=== Items ===

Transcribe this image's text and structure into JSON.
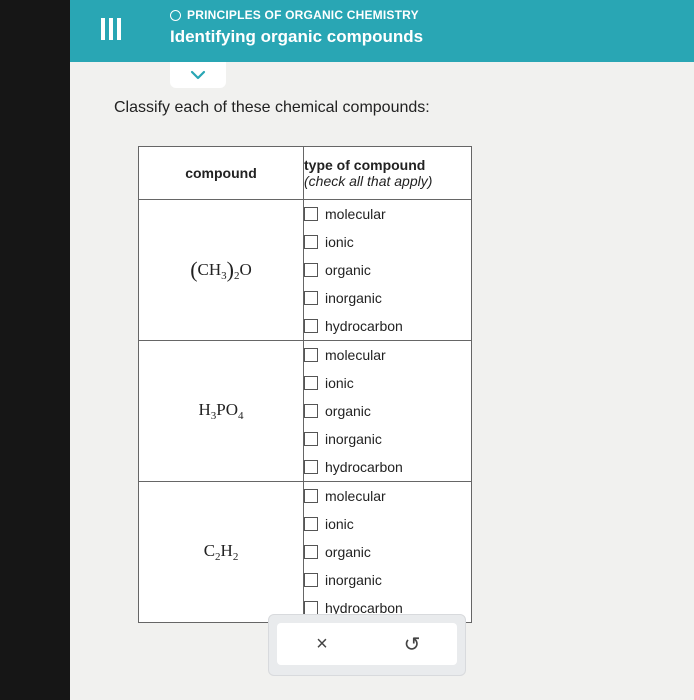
{
  "header": {
    "breadcrumb": "PRINCIPLES OF ORGANIC CHEMISTRY",
    "title": "Identifying organic compounds"
  },
  "prompt": "Classify each of these chemical compounds:",
  "table": {
    "col_compound": "compound",
    "col_type": "type of compound",
    "col_type_hint": "(check all that apply)",
    "options": [
      "molecular",
      "ionic",
      "organic",
      "inorganic",
      "hydrocarbon"
    ],
    "compounds": [
      {
        "name": "(CH3)2O",
        "checked": [
          false,
          false,
          false,
          false,
          false
        ]
      },
      {
        "name": "H3PO4",
        "checked": [
          false,
          false,
          false,
          false,
          false
        ]
      },
      {
        "name": "C2H2",
        "checked": [
          false,
          false,
          false,
          false,
          false
        ]
      }
    ]
  },
  "actions": {
    "clear_symbol": "×",
    "undo_symbol": "↺"
  },
  "colors": {
    "header": "#29a6b4",
    "background": "#f1f1ef"
  }
}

===

» Work required
Copy the records above exactly, omitting every picture.

» The answer
Transcribe this image's text and structure into JSON.
{
  "header": {
    "breadcrumb": "PRINCIPLES OF ORGANIC CHEMISTRY",
    "title": "Identifying organic compounds"
  },
  "prompt": "Classify each of these chemical compounds:",
  "table": {
    "col_compound": "compound",
    "col_type": "type of compound",
    "col_type_hint": "(check all that apply)",
    "options": [
      "molecular",
      "ionic",
      "organic",
      "inorganic",
      "hydrocarbon"
    ],
    "compounds": [
      {
        "name": "(CH3)2O",
        "checked": [
          false,
          false,
          false,
          false,
          false
        ]
      },
      {
        "name": "H3PO4",
        "checked": [
          false,
          false,
          false,
          false,
          false
        ]
      },
      {
        "name": "C2H2",
        "checked": [
          false,
          false,
          false,
          false,
          false
        ]
      }
    ]
  },
  "actions": {
    "clear_symbol": "×",
    "undo_symbol": "↺"
  },
  "colors": {
    "header": "#29a6b4",
    "background": "#f1f1ef"
  }
}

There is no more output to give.